● **Task goal**: Your answer should be one number: how many lines of the records hold the string "text".

● **Stored data**:
++++++++++++++++++++
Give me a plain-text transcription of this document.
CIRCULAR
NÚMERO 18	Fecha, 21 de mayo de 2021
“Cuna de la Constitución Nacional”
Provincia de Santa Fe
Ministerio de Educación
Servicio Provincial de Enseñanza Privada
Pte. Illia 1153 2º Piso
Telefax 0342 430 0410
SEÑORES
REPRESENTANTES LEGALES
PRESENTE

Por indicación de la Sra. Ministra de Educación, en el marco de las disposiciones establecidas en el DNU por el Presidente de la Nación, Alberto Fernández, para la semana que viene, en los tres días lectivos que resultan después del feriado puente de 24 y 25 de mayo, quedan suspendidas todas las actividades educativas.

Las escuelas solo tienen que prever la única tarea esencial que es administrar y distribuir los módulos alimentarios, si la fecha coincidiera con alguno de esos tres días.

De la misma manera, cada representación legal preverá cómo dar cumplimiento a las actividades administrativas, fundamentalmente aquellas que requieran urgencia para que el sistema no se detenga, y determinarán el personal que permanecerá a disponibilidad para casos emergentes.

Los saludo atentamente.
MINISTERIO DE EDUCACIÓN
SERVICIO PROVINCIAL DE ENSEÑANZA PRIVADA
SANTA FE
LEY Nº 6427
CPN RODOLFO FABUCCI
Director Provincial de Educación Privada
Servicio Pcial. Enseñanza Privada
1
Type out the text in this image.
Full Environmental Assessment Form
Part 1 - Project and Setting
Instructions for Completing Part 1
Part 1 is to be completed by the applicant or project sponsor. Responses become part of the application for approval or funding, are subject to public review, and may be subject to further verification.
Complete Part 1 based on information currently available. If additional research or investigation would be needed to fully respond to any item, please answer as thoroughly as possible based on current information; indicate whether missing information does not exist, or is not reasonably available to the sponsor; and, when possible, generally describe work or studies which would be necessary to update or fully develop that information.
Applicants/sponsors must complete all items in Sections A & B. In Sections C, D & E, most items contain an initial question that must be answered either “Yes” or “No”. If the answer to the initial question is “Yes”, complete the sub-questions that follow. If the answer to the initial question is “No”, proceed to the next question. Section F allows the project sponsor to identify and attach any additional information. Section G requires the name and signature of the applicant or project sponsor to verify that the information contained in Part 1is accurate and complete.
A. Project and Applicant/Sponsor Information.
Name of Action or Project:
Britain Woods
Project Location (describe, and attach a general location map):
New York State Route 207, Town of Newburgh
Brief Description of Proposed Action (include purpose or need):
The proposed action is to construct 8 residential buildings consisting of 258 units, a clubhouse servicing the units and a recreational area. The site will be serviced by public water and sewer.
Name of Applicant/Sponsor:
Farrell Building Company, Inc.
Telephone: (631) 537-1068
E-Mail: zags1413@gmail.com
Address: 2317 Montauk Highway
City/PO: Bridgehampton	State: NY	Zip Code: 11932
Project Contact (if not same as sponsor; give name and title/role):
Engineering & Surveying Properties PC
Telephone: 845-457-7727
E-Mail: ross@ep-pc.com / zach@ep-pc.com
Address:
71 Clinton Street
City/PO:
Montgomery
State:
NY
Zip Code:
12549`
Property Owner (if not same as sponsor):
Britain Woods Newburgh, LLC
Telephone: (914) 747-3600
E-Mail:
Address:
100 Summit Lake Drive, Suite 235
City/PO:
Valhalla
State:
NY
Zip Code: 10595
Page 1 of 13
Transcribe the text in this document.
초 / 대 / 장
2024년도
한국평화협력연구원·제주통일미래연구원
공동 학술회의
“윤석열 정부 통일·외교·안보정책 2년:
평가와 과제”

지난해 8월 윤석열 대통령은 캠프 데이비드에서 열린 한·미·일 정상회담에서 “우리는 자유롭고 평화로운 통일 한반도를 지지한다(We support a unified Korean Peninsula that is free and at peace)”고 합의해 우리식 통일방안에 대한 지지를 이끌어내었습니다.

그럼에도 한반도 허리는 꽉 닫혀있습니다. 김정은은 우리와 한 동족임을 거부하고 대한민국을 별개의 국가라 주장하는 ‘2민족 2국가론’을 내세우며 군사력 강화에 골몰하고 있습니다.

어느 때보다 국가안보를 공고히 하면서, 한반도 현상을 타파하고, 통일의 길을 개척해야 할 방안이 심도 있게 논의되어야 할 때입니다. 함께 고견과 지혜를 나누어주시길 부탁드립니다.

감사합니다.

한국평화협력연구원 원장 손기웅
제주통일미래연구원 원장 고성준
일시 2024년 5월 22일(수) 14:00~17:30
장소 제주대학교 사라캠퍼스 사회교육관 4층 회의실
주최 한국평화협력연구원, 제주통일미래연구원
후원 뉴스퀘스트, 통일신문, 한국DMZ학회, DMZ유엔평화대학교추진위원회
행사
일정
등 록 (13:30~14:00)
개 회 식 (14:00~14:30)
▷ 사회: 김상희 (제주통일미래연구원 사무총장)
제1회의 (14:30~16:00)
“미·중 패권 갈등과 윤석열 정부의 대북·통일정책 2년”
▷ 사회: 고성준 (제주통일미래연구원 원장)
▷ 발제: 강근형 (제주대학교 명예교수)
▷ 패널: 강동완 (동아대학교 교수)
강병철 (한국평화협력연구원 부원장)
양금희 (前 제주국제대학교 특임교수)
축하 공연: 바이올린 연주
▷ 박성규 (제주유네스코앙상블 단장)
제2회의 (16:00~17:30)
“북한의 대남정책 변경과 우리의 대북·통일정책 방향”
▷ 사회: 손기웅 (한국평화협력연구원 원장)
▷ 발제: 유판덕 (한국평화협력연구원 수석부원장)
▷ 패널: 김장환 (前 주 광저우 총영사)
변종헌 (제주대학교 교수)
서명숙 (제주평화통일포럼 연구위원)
++++++++++++++++++++
● **Answer to this task**: 3